| AIM |
Please set down all the lines beneath this one exactly, without the pictures.

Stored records
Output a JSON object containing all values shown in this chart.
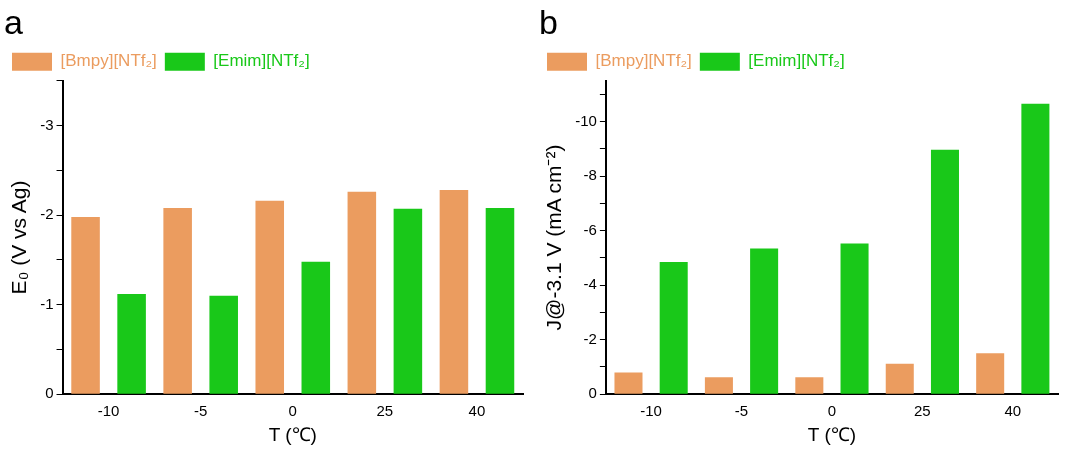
{
  "chart_data": [
    {
      "type": "bar",
      "title": "a",
      "xlabel": "T (℃)",
      "ylabel": "E₀ (V vs Ag)",
      "categories": [
        "-10",
        "-5",
        "0",
        "25",
        "40"
      ],
      "series": [
        {
          "name": "[Bmpy][NTf₂]",
          "color": "#eb9c5f",
          "values": [
            -1.98,
            -2.08,
            -2.16,
            -2.26,
            -2.28
          ]
        },
        {
          "name": "[Emim][NTf₂]",
          "color": "#19c819",
          "values": [
            -1.12,
            -1.1,
            -1.48,
            -2.07,
            -2.08
          ]
        }
      ],
      "ylim": [
        0,
        -3.5
      ],
      "yticks": [
        0,
        {
          "value": -0.5,
          "label": null
        },
        -1,
        {
          "value": -1.5,
          "label": null
        },
        -2,
        {
          "value": -2.5,
          "label": null
        },
        -3,
        {
          "value": -3.5,
          "label": null
        }
      ],
      "grid": false,
      "legend": "top left"
    },
    {
      "type": "bar",
      "title": "b",
      "xlabel": "T (℃)",
      "ylabel": "J@-3.1 V (mA cm⁻²)",
      "categories": [
        "-10",
        "-5",
        "0",
        "25",
        "40"
      ],
      "series": [
        {
          "name": "[Bmpy][NTf₂]",
          "color": "#eb9c5f",
          "values": [
            -0.8,
            -0.62,
            -0.62,
            -1.12,
            -1.5
          ]
        },
        {
          "name": "[Emim][NTf₂]",
          "color": "#19c819",
          "values": [
            -4.85,
            -5.35,
            -5.53,
            -8.97,
            -10.66
          ]
        }
      ],
      "ylim": [
        0,
        -11.5
      ],
      "yticks": [
        0,
        {
          "value": -1,
          "label": null
        },
        -2,
        {
          "value": -3,
          "label": null
        },
        -4,
        {
          "value": -5,
          "label": null
        },
        -6,
        {
          "value": -7,
          "label": null
        },
        -8,
        {
          "value": -9,
          "label": null
        },
        -10,
        {
          "value": -11,
          "label": null
        }
      ],
      "grid": false,
      "legend": "top left"
    }
  ]
}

| RESULT OF THIS TASK |
Output a JSON object containing all values shown in this chart.
{
  "chart_data": [
    {
      "type": "bar",
      "title": "a",
      "xlabel": "T (℃)",
      "ylabel": "E₀ (V vs Ag)",
      "categories": [
        "-10",
        "-5",
        "0",
        "25",
        "40"
      ],
      "series": [
        {
          "name": "[Bmpy][NTf₂]",
          "color": "#eb9c5f",
          "values": [
            -1.98,
            -2.08,
            -2.16,
            -2.26,
            -2.28
          ]
        },
        {
          "name": "[Emim][NTf₂]",
          "color": "#19c819",
          "values": [
            -1.12,
            -1.1,
            -1.48,
            -2.07,
            -2.08
          ]
        }
      ],
      "ylim": [
        0,
        -3.5
      ],
      "yticks": [
        0,
        {
          "value": -0.5,
          "label": null
        },
        -1,
        {
          "value": -1.5,
          "label": null
        },
        -2,
        {
          "value": -2.5,
          "label": null
        },
        -3,
        {
          "value": -3.5,
          "label": null
        }
      ],
      "grid": false,
      "legend": "top left"
    },
    {
      "type": "bar",
      "title": "b",
      "xlabel": "T (℃)",
      "ylabel": "J@-3.1 V (mA cm⁻²)",
      "categories": [
        "-10",
        "-5",
        "0",
        "25",
        "40"
      ],
      "series": [
        {
          "name": "[Bmpy][NTf₂]",
          "color": "#eb9c5f",
          "values": [
            -0.8,
            -0.62,
            -0.62,
            -1.12,
            -1.5
          ]
        },
        {
          "name": "[Emim][NTf₂]",
          "color": "#19c819",
          "values": [
            -4.85,
            -5.35,
            -5.53,
            -8.97,
            -10.66
          ]
        }
      ],
      "ylim": [
        0,
        -11.5
      ],
      "yticks": [
        0,
        {
          "value": -1,
          "label": null
        },
        -2,
        {
          "value": -3,
          "label": null
        },
        -4,
        {
          "value": -5,
          "label": null
        },
        -6,
        {
          "value": -7,
          "label": null
        },
        -8,
        {
          "value": -9,
          "label": null
        },
        -10,
        {
          "value": -11,
          "label": null
        }
      ],
      "grid": false,
      "legend": "top left"
    }
  ]
}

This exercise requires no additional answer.